## SUPPLIED RECORDS
+++

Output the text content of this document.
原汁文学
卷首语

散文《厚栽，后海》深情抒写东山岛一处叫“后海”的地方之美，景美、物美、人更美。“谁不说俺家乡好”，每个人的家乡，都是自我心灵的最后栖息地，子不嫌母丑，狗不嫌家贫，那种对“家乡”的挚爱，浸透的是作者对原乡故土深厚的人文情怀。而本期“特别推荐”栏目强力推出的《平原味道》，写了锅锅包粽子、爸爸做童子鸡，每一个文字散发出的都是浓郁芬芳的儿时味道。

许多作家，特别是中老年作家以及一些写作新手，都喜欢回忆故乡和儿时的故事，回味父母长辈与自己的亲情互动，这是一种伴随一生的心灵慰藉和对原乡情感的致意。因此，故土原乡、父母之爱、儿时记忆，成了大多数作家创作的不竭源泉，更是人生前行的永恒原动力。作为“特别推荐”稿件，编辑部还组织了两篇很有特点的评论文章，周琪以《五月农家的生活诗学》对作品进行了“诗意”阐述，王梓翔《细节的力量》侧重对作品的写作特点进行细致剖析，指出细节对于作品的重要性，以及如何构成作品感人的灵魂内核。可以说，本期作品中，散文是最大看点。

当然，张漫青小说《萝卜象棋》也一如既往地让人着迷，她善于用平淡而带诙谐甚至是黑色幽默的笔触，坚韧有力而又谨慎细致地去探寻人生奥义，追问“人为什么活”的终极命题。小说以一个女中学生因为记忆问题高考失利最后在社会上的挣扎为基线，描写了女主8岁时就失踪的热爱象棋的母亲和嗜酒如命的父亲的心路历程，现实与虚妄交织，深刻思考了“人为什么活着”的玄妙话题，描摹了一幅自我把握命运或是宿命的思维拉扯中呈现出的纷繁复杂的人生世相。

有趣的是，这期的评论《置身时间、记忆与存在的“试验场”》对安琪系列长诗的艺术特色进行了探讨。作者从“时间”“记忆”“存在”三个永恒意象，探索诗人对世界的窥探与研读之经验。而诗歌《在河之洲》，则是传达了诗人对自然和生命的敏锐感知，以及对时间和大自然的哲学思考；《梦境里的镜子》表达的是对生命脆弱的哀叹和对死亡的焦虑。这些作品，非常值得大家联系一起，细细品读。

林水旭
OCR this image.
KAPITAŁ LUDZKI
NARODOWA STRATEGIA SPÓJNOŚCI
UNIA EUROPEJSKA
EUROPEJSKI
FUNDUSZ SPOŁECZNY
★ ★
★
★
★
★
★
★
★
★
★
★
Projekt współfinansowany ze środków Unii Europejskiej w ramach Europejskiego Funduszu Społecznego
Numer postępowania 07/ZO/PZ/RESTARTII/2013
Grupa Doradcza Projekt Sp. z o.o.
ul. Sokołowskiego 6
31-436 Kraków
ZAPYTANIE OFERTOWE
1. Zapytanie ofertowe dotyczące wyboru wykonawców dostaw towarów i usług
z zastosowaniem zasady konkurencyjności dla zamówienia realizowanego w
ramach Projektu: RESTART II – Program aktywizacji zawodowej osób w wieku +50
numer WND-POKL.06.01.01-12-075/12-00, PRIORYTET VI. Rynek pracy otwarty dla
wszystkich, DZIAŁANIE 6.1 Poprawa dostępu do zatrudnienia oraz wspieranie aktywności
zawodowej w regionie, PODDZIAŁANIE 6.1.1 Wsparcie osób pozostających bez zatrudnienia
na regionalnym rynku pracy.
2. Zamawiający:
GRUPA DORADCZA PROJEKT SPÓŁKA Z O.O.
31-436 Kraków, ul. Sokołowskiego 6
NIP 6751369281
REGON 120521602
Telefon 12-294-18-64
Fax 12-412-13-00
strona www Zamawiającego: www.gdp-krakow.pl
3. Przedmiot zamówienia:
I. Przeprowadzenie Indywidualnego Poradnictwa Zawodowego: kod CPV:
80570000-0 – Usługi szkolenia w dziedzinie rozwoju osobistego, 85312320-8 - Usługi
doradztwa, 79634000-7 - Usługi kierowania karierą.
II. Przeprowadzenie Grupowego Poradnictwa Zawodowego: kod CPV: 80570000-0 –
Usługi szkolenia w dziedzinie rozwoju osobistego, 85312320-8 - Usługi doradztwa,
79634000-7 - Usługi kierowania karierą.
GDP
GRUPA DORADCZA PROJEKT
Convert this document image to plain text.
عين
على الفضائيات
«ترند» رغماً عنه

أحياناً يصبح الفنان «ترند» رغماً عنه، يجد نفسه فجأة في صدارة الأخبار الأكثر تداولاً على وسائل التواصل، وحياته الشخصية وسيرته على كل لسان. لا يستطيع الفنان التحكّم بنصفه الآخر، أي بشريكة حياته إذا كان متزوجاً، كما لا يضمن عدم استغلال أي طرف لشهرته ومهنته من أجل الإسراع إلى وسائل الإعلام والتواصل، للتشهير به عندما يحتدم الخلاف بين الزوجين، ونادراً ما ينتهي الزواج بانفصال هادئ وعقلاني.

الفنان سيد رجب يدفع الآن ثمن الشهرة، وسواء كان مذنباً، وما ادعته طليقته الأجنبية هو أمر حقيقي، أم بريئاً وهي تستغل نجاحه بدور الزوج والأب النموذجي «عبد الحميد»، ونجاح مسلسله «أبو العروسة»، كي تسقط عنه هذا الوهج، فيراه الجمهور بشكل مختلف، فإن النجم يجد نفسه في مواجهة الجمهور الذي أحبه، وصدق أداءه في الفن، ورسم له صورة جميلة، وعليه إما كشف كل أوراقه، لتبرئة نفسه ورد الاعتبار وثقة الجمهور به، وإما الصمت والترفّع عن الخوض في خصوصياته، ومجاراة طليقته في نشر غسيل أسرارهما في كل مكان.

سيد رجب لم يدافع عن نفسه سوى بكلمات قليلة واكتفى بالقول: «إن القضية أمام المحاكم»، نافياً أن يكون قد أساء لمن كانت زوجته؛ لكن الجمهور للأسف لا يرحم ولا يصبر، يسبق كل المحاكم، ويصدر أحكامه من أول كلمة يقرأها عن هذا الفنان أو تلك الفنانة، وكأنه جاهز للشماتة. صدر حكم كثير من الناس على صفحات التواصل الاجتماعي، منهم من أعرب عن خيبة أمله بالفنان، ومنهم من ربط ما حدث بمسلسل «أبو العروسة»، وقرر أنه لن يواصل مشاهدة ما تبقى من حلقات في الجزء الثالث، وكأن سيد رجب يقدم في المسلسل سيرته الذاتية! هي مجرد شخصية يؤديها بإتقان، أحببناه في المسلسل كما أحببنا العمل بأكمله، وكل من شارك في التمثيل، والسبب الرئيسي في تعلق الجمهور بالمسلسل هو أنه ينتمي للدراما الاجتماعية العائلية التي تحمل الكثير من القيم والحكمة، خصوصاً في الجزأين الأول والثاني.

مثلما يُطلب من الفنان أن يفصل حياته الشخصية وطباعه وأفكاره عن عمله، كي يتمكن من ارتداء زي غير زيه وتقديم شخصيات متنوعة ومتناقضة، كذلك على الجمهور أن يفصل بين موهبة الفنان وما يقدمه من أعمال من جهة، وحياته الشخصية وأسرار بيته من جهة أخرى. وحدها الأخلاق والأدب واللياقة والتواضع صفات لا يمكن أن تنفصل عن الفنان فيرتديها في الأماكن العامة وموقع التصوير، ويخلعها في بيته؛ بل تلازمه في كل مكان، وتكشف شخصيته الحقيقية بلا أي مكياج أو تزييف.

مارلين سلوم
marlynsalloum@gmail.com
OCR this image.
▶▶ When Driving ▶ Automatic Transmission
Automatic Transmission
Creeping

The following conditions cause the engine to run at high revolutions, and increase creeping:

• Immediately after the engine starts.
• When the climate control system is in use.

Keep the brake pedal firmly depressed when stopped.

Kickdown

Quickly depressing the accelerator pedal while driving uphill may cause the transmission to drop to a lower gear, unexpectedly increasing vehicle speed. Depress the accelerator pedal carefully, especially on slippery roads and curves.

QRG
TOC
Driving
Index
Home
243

+++

## WHAT THE TASK ASKS
Whichever lines contain the string "rozwoju", select and copy them.

## FINISHED ANSWER
80570000-0 – Usługi szkolenia w dziedzinie rozwoju osobistego, 85312320-8 - Usługi
Usługi szkolenia w dziedzinie rozwoju osobistego, 85312320-8 - Usługi doradztwa,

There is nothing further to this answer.